→ DO THIS: Scan the material that follows. Copy every line containing the word "image".

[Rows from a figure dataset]
....................
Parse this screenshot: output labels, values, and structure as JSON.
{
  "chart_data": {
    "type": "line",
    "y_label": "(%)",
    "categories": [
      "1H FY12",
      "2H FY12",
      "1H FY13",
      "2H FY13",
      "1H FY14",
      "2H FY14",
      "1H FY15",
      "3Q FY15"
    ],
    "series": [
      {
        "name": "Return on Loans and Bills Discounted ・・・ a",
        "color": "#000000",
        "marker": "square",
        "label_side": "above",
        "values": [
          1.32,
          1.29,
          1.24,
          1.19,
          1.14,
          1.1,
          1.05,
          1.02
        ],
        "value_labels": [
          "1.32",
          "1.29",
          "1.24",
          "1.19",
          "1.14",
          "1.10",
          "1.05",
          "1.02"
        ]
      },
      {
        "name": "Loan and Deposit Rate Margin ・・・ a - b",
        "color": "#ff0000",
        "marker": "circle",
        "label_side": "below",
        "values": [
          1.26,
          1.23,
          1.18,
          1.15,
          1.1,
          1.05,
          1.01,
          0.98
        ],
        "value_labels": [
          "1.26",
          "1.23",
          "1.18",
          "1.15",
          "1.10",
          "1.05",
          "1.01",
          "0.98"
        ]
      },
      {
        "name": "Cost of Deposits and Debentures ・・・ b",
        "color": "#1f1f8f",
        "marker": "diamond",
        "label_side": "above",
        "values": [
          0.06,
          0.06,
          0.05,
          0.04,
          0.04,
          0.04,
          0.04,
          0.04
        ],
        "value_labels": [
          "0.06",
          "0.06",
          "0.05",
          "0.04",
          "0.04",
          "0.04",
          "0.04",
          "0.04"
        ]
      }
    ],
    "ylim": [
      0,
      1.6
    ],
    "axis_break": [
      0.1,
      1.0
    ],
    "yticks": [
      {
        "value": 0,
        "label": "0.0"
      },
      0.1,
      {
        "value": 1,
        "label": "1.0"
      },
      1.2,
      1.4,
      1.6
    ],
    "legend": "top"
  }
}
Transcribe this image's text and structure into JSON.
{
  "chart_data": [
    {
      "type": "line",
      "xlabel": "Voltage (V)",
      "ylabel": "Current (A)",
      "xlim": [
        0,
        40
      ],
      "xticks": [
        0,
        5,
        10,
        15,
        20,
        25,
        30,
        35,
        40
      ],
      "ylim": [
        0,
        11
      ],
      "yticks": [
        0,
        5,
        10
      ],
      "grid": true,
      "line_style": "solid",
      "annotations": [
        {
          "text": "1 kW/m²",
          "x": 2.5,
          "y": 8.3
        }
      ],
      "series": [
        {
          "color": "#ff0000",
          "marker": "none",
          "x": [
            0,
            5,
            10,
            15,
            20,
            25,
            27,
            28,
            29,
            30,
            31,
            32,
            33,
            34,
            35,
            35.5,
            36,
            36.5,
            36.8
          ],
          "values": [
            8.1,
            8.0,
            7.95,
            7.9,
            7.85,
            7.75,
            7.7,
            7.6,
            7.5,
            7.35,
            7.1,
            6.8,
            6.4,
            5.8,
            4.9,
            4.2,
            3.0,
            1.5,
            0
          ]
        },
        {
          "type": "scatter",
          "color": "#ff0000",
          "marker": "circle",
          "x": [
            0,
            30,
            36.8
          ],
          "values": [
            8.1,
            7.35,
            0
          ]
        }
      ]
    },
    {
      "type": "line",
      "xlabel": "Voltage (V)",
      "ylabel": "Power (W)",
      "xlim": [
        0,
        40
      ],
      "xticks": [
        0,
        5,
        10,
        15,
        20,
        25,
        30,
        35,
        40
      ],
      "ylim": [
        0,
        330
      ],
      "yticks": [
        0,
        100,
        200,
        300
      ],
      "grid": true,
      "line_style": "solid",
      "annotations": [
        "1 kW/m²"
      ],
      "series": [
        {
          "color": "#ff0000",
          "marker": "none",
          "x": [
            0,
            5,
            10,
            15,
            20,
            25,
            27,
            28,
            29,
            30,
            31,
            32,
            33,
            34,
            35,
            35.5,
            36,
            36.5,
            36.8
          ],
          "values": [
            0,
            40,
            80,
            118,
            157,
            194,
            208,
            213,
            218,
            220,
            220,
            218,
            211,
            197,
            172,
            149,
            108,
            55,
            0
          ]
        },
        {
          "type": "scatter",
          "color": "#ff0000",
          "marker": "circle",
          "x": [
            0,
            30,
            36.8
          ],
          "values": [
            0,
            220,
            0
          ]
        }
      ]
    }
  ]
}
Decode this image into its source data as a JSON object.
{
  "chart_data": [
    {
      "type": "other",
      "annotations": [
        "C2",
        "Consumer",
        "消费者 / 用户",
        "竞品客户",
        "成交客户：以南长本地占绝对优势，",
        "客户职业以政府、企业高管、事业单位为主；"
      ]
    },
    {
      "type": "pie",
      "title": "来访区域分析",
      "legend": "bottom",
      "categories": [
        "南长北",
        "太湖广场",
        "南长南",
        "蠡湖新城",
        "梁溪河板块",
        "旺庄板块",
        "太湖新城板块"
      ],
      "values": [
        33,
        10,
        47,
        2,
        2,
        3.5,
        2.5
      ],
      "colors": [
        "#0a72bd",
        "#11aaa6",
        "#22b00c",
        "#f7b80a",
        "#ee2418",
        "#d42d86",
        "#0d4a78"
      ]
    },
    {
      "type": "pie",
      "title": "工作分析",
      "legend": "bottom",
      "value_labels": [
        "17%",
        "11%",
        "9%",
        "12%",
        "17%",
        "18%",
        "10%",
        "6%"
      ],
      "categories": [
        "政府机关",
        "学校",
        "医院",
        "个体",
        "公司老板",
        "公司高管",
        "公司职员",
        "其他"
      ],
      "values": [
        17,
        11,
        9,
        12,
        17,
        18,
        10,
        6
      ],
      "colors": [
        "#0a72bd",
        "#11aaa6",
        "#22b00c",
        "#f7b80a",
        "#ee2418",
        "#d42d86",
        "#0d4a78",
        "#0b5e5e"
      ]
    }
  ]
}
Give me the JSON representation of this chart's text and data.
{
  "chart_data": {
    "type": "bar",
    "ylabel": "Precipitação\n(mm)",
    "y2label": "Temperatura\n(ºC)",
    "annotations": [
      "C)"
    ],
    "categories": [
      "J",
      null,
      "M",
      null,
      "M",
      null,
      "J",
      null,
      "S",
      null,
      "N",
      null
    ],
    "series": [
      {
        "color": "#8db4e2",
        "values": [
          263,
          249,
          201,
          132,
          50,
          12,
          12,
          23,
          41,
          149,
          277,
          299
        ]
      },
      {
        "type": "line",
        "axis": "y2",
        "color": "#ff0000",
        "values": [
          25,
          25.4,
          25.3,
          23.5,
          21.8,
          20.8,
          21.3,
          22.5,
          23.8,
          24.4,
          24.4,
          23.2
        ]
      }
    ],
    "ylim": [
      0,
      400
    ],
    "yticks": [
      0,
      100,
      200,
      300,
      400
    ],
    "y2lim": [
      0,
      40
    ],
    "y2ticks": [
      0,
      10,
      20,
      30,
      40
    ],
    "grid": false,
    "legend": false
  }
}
....................
→ REPLY:
Transcribe this image's text and structure into JSON.
Decode this image into its source data as a JSON object.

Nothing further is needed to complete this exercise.